WHAT YOU HAVE TO DO »
Please copy every line of the records below that holds the word "Weighs".
>> START
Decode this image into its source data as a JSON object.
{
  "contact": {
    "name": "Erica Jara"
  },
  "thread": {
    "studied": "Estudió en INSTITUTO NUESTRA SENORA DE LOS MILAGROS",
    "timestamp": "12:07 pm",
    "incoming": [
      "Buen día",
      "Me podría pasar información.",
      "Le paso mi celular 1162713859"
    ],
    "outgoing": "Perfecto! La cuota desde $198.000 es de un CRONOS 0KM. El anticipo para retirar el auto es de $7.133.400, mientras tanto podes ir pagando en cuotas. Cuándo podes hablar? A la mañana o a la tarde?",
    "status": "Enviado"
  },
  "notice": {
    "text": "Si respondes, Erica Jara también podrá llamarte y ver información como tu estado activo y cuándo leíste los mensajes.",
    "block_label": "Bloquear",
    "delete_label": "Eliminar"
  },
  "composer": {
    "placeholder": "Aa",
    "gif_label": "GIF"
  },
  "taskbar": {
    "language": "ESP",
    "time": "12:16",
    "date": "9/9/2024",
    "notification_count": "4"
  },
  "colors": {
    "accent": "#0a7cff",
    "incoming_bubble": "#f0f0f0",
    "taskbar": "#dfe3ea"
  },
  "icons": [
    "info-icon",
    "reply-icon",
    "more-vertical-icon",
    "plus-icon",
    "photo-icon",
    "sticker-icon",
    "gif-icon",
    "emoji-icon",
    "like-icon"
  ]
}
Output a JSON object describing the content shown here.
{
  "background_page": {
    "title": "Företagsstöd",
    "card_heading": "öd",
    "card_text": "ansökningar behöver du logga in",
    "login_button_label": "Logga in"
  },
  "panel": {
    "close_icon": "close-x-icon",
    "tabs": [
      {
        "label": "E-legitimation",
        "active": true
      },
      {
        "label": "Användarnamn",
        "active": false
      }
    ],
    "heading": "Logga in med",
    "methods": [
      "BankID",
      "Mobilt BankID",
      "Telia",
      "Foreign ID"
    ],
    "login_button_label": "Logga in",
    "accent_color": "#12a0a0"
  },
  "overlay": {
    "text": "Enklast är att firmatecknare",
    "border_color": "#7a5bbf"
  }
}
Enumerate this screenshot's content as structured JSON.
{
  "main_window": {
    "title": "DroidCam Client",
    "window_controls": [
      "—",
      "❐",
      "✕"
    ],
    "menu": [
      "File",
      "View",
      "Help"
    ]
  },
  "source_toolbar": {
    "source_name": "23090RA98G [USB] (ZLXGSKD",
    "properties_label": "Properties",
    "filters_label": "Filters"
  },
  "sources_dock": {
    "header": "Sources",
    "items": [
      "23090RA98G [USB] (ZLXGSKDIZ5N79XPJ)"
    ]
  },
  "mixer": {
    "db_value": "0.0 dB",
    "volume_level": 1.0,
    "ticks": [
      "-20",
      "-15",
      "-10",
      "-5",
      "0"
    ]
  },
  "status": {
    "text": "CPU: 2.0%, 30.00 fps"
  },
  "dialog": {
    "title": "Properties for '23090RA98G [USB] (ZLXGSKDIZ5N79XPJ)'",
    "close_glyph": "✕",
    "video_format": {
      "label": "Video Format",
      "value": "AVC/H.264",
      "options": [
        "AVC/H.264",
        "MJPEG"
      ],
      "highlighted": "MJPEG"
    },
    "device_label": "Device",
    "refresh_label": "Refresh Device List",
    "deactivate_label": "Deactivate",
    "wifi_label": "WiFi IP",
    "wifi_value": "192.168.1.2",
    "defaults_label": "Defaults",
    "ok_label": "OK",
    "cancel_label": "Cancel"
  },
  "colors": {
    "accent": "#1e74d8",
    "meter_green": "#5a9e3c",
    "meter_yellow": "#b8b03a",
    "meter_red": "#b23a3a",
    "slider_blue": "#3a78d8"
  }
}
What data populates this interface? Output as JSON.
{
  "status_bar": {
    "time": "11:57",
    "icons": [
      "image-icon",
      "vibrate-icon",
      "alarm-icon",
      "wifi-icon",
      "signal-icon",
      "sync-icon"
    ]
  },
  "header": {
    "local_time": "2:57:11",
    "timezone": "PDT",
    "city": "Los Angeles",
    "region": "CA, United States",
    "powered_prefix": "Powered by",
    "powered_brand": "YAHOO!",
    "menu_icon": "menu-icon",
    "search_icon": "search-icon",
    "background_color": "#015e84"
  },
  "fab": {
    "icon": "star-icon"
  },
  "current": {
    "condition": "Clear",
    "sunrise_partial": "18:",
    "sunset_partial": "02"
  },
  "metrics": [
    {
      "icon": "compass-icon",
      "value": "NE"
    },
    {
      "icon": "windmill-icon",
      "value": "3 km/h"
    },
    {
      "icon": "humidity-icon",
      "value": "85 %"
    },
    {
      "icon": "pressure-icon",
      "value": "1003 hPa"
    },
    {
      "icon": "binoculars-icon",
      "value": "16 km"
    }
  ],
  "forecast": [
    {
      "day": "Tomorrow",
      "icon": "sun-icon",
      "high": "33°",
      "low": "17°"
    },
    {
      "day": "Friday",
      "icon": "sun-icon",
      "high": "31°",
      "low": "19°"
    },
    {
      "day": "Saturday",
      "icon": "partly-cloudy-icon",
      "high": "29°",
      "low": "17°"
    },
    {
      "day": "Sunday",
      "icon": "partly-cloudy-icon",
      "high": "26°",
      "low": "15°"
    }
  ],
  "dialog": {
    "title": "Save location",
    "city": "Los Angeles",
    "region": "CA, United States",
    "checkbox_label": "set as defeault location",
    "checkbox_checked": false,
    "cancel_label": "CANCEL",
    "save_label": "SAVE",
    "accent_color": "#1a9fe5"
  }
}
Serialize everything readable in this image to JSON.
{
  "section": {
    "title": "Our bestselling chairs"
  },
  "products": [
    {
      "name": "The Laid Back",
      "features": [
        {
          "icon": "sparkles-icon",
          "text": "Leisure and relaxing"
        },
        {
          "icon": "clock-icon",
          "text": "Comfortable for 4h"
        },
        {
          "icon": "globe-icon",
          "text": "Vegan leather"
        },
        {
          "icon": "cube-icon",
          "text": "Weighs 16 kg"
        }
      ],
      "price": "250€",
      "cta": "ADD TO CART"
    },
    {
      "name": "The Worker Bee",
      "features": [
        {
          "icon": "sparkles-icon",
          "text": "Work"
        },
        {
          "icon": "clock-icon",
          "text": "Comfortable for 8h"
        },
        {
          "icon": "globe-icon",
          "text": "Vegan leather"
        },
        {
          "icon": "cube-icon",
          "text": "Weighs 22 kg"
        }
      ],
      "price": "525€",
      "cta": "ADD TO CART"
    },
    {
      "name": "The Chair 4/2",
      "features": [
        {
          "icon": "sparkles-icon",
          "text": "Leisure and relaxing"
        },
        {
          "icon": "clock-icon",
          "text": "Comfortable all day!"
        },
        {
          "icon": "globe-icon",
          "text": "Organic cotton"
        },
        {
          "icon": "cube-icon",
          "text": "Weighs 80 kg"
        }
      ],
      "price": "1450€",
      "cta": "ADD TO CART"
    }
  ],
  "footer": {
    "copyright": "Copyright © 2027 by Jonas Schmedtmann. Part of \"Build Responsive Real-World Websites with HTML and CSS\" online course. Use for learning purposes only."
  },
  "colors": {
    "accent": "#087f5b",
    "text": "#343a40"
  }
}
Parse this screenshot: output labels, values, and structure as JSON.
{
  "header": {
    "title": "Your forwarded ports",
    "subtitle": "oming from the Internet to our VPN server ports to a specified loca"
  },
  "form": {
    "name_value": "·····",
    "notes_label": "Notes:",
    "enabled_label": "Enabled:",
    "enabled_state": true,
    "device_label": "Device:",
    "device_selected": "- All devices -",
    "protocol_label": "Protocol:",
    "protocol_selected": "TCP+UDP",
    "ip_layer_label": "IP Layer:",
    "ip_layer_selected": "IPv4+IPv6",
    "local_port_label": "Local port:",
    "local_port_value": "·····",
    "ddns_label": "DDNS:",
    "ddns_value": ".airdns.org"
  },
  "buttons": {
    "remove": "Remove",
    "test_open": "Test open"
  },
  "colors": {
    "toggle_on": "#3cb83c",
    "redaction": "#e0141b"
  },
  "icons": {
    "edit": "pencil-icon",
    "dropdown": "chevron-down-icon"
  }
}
>> END
REPLY TO THE EXERCISE »
          "text": "Weighs 16 kg"
          "text": "Weighs 22 kg"
          "text": "Weighs 80 kg"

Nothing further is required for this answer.